Work item >> Can you copy out the data exactly? Leave the images out.

Data for this task >>
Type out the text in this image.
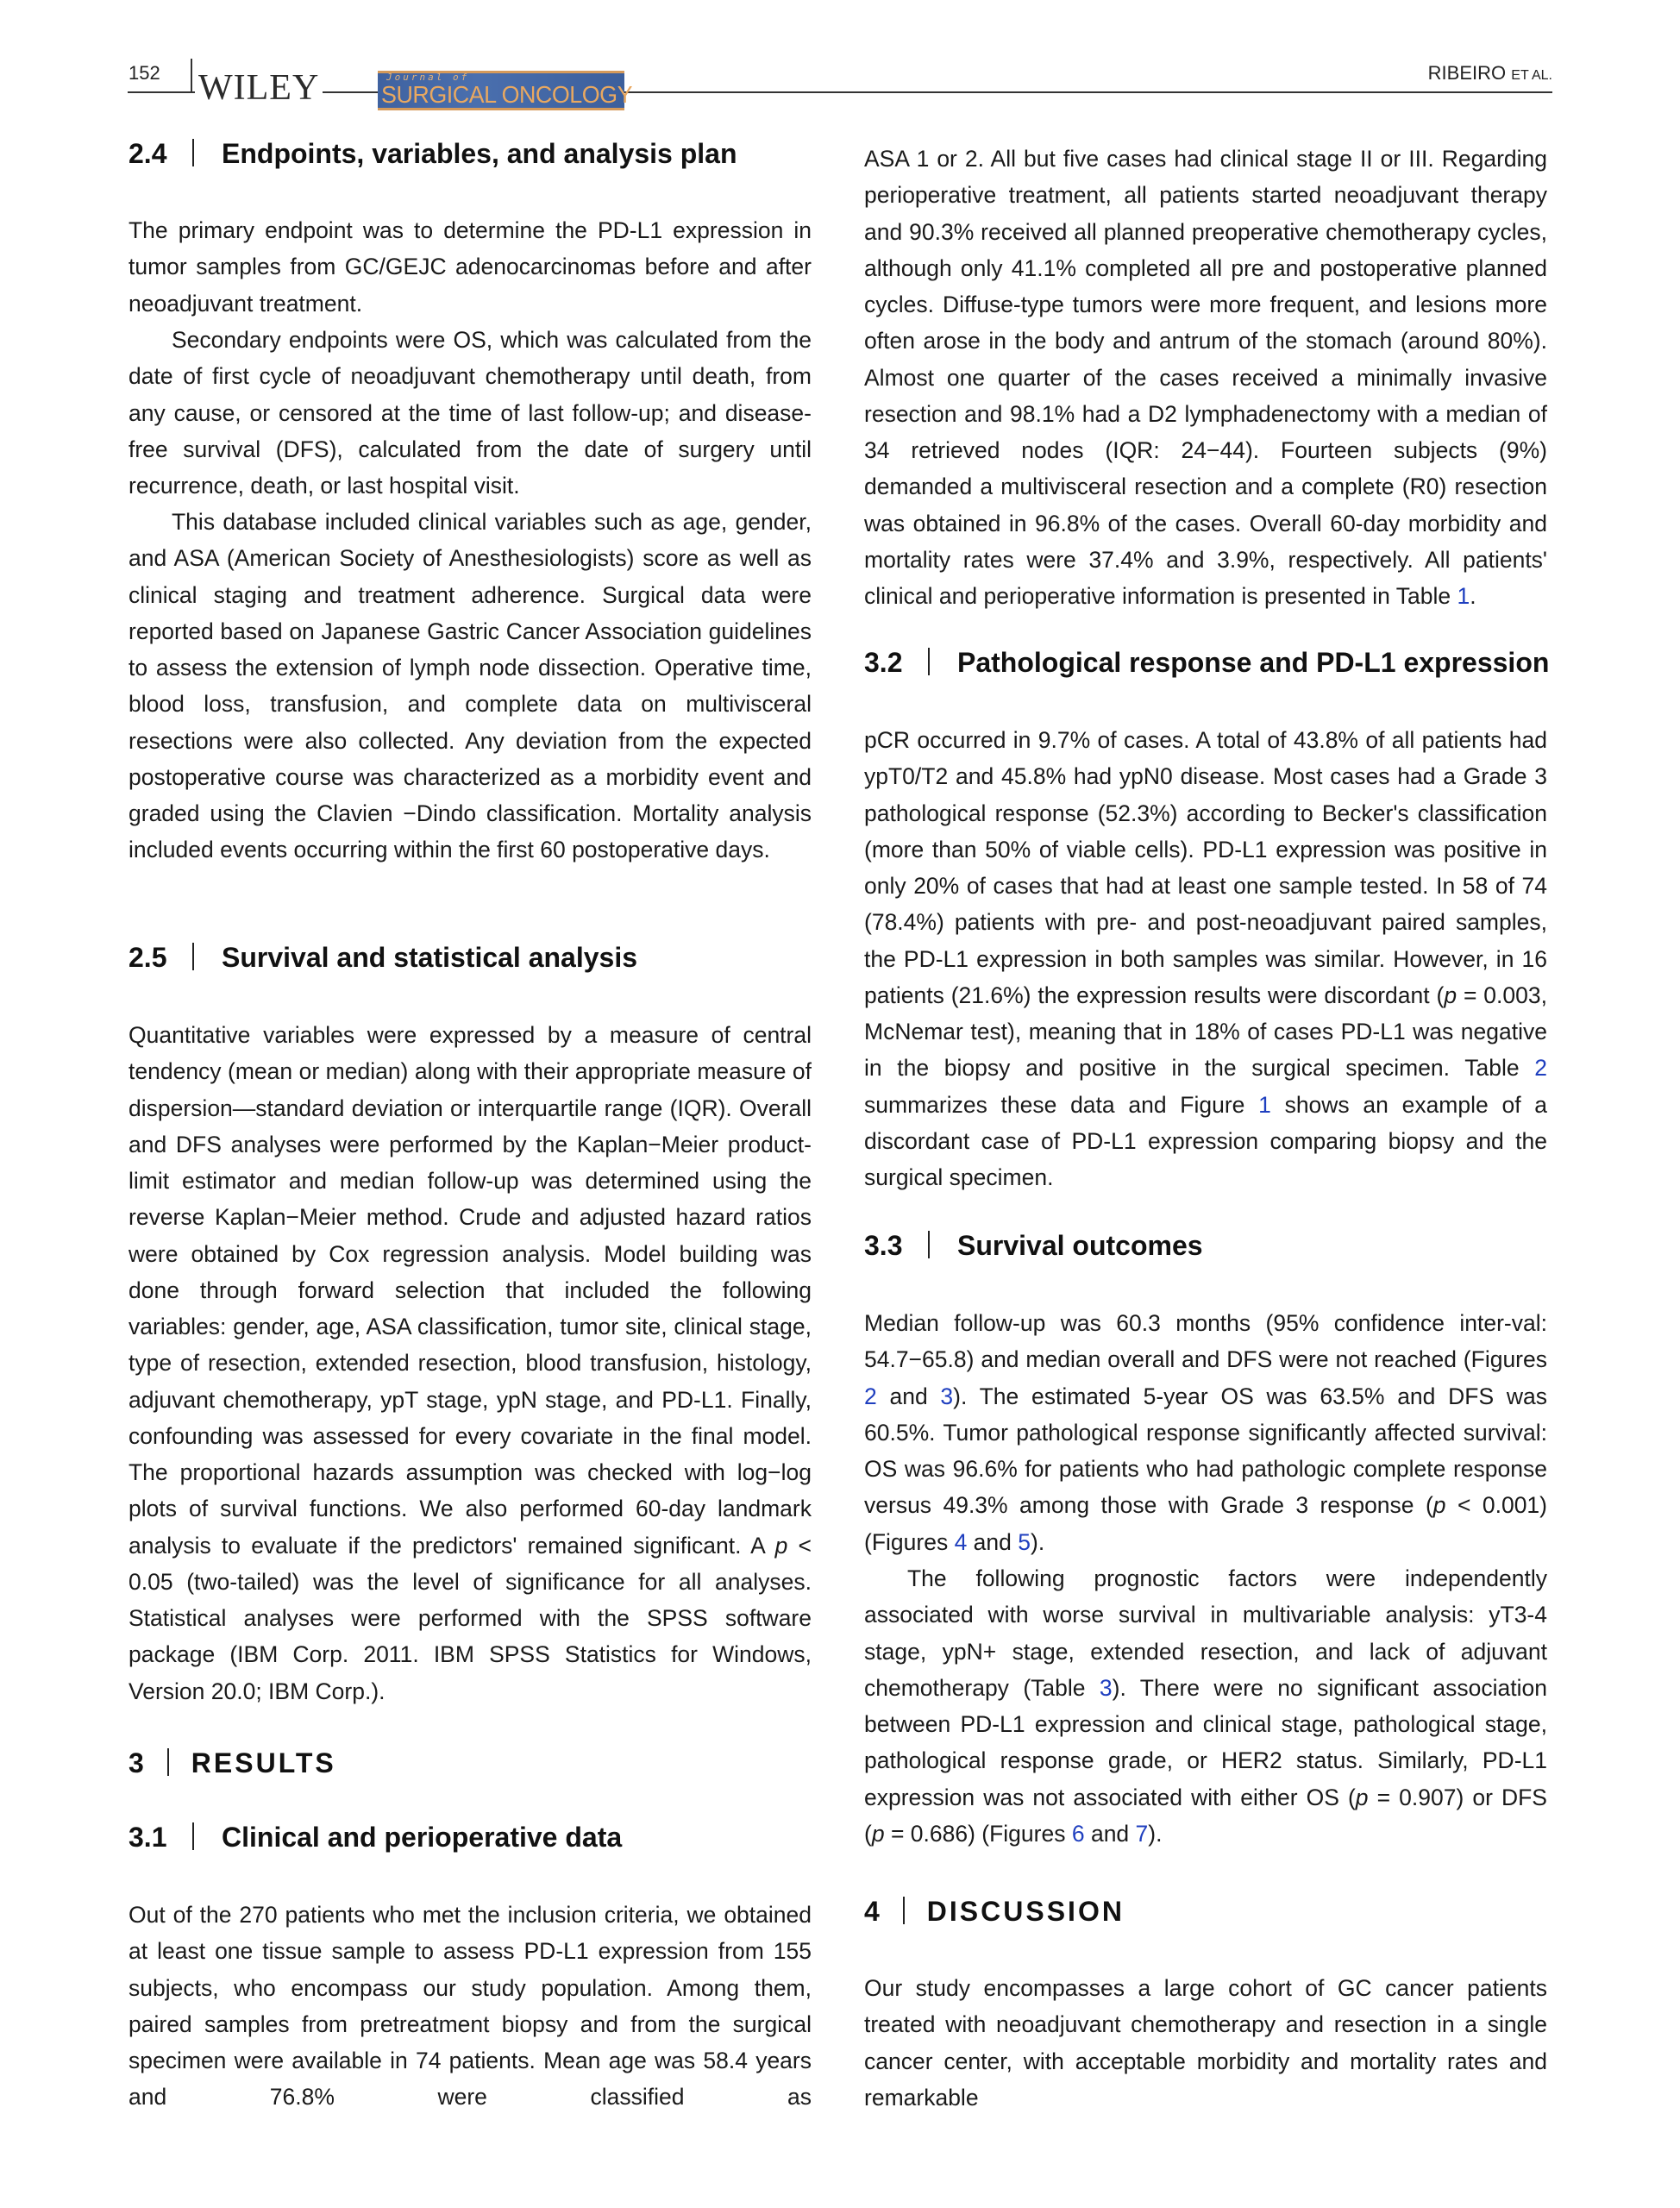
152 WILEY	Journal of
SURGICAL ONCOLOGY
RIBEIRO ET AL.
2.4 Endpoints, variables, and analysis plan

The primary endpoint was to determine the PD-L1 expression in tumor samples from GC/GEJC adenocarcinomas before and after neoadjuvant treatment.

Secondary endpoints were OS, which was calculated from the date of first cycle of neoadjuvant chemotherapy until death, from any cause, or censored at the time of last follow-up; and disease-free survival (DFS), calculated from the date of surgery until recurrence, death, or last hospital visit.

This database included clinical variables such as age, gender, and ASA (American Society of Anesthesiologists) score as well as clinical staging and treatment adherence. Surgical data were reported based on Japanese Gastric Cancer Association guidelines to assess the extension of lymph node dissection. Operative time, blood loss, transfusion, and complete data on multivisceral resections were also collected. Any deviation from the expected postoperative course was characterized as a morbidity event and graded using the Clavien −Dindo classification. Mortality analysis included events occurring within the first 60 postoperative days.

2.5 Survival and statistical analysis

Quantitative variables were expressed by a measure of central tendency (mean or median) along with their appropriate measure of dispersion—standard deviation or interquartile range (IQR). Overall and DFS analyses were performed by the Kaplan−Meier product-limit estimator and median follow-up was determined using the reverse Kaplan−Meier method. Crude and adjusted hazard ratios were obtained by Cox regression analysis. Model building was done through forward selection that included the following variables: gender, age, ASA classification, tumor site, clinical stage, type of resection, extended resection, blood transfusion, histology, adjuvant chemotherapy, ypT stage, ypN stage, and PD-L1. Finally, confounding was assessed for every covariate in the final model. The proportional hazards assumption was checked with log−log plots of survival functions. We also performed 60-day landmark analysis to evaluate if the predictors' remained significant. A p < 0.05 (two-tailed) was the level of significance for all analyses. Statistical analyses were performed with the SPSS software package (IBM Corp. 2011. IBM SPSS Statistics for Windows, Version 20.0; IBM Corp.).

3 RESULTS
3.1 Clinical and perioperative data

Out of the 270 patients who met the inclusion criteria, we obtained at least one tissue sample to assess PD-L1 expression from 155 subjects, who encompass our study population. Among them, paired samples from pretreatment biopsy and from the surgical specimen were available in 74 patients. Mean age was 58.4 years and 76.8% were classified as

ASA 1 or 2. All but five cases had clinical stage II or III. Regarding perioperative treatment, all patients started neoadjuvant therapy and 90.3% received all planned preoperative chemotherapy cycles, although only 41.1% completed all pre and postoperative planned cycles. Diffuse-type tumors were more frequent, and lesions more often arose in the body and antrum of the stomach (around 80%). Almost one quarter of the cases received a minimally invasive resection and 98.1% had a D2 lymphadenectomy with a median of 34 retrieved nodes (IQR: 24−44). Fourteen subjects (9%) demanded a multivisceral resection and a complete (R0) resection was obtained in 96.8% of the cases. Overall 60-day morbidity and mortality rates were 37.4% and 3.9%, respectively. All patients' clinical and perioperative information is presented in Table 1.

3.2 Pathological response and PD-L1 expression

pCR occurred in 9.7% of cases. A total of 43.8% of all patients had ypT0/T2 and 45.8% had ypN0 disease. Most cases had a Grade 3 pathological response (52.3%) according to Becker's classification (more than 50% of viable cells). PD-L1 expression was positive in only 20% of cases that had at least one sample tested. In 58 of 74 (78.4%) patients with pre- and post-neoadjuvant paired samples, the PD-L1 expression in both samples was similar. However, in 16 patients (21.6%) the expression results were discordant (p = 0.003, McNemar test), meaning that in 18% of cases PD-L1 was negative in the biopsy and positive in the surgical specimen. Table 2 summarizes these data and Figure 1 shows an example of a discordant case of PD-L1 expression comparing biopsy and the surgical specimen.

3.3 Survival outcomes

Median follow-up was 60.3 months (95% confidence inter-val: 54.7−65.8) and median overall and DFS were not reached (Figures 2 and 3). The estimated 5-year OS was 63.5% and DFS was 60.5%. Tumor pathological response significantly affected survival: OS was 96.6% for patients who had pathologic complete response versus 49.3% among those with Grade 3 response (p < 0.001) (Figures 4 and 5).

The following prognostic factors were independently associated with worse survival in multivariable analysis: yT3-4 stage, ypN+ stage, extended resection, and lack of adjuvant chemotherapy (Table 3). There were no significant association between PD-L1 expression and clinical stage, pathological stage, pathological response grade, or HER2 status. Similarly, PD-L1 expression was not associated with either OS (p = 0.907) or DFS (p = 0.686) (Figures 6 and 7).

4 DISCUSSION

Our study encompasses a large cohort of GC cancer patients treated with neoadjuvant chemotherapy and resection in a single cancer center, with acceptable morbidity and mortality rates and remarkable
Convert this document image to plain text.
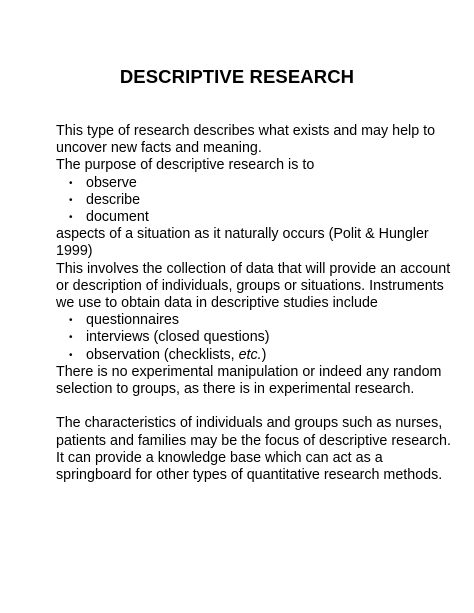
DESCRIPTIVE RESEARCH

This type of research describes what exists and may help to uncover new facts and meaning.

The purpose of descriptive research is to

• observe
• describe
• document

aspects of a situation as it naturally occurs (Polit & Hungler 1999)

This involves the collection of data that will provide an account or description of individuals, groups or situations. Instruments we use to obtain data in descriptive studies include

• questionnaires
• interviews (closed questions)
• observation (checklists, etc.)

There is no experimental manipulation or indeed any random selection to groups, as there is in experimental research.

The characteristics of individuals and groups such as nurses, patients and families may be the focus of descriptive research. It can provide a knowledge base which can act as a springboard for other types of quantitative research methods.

Solution to this exercise >>
Type out the text in this image.
152 WILEY	Journal of
SURGICAL ONCOLOGY
RIBEIRO ET AL.
2.4 Endpoints, variables, and analysis plan

The primary endpoint was to determine the PD-L1 expression in tumor samples from GC/GEJC adenocarcinomas before and after neoadjuvant treatment.

Secondary endpoints were OS, which was calculated from the date of first cycle of neoadjuvant chemotherapy until death, from any cause, or censored at the time of last follow-up; and disease-free survival (DFS), calculated from the date of surgery until recurrence, death, or last hospital visit.

This database included clinical variables such as age, gender, and ASA (American Society of Anesthesiologists) score as well as clinical staging and treatment adherence. Surgical data were reported based on Japanese Gastric Cancer Association guidelines to assess the extension of lymph node dissection. Operative time, blood loss, transfusion, and complete data on multivisceral resections were also collected. Any deviation from the expected postoperative course was characterized as a morbidity event and graded using the Clavien −Dindo classification. Mortality analysis included events occurring within the first 60 postoperative days.

2.5 Survival and statistical analysis

Quantitative variables were expressed by a measure of central tendency (mean or median) along with their appropriate measure of dispersion—standard deviation or interquartile range (IQR). Overall and DFS analyses were performed by the Kaplan−Meier product-limit estimator and median follow-up was determined using the reverse Kaplan−Meier method. Crude and adjusted hazard ratios were obtained by Cox regression analysis. Model building was done through forward selection that included the following variables: gender, age, ASA classification, tumor site, clinical stage, type of resection, extended resection, blood transfusion, histology, adjuvant chemotherapy, ypT stage, ypN stage, and PD-L1. Finally, confounding was assessed for every covariate in the final model. The proportional hazards assumption was checked with log−log plots of survival functions. We also performed 60-day landmark analysis to evaluate if the predictors' remained significant. A p < 0.05 (two-tailed) was the level of significance for all analyses. Statistical analyses were performed with the SPSS software package (IBM Corp. 2011. IBM SPSS Statistics for Windows, Version 20.0; IBM Corp.).

3 RESULTS
3.1 Clinical and perioperative data

Out of the 270 patients who met the inclusion criteria, we obtained at least one tissue sample to assess PD-L1 expression from 155 subjects, who encompass our study population. Among them, paired samples from pretreatment biopsy and from the surgical specimen were available in 74 patients. Mean age was 58.4 years and 76.8% were classified as

ASA 1 or 2. All but five cases had clinical stage II or III. Regarding perioperative treatment, all patients started neoadjuvant therapy and 90.3% received all planned preoperative chemotherapy cycles, although only 41.1% completed all pre and postoperative planned cycles. Diffuse-type tumors were more frequent, and lesions more often arose in the body and antrum of the stomach (around 80%). Almost one quarter of the cases received a minimally invasive resection and 98.1% had a D2 lymphadenectomy with a median of 34 retrieved nodes (IQR: 24−44). Fourteen subjects (9%) demanded a multivisceral resection and a complete (R0) resection was obtained in 96.8% of the cases. Overall 60-day morbidity and mortality rates were 37.4% and 3.9%, respectively. All patients' clinical and perioperative information is presented in Table 1.

3.2 Pathological response and PD-L1 expression

pCR occurred in 9.7% of cases. A total of 43.8% of all patients had ypT0/T2 and 45.8% had ypN0 disease. Most cases had a Grade 3 pathological response (52.3%) according to Becker's classification (more than 50% of viable cells). PD-L1 expression was positive in only 20% of cases that had at least one sample tested. In 58 of 74 (78.4%) patients with pre- and post-neoadjuvant paired samples, the PD-L1 expression in both samples was similar. However, in 16 patients (21.6%) the expression results were discordant (p = 0.003, McNemar test), meaning that in 18% of cases PD-L1 was negative in the biopsy and positive in the surgical specimen. Table 2 summarizes these data and Figure 1 shows an example of a discordant case of PD-L1 expression comparing biopsy and the surgical specimen.

3.3 Survival outcomes

Median follow-up was 60.3 months (95% confidence inter-val: 54.7−65.8) and median overall and DFS were not reached (Figures 2 and 3). The estimated 5-year OS was 63.5% and DFS was 60.5%. Tumor pathological response significantly affected survival: OS was 96.6% for patients who had pathologic complete response versus 49.3% among those with Grade 3 response (p < 0.001) (Figures 4 and 5).

The following prognostic factors were independently associated with worse survival in multivariable analysis: yT3-4 stage, ypN+ stage, extended resection, and lack of adjuvant chemotherapy (Table 3). There were no significant association between PD-L1 expression and clinical stage, pathological stage, pathological response grade, or HER2 status. Similarly, PD-L1 expression was not associated with either OS (p = 0.907) or DFS (p = 0.686) (Figures 6 and 7).

4 DISCUSSION

Our study encompasses a large cohort of GC cancer patients treated with neoadjuvant chemotherapy and resection in a single cancer center, with acceptable morbidity and mortality rates and remarkable
Convert this document image to plain text.
DESCRIPTIVE RESEARCH

This type of research describes what exists and may help to uncover new facts and meaning.

The purpose of descriptive research is to

• observe
• describe
• document

aspects of a situation as it naturally occurs (Polit & Hungler 1999)

This involves the collection of data that will provide an account or description of individuals, groups or situations. Instruments we use to obtain data in descriptive studies include

• questionnaires
• interviews (closed questions)
• observation (checklists, etc.)

There is no experimental manipulation or indeed any random selection to groups, as there is in experimental research.

The characteristics of individuals and groups such as nurses, patients and families may be the focus of descriptive research. It can provide a knowledge base which can act as a springboard for other types of quantitative research methods.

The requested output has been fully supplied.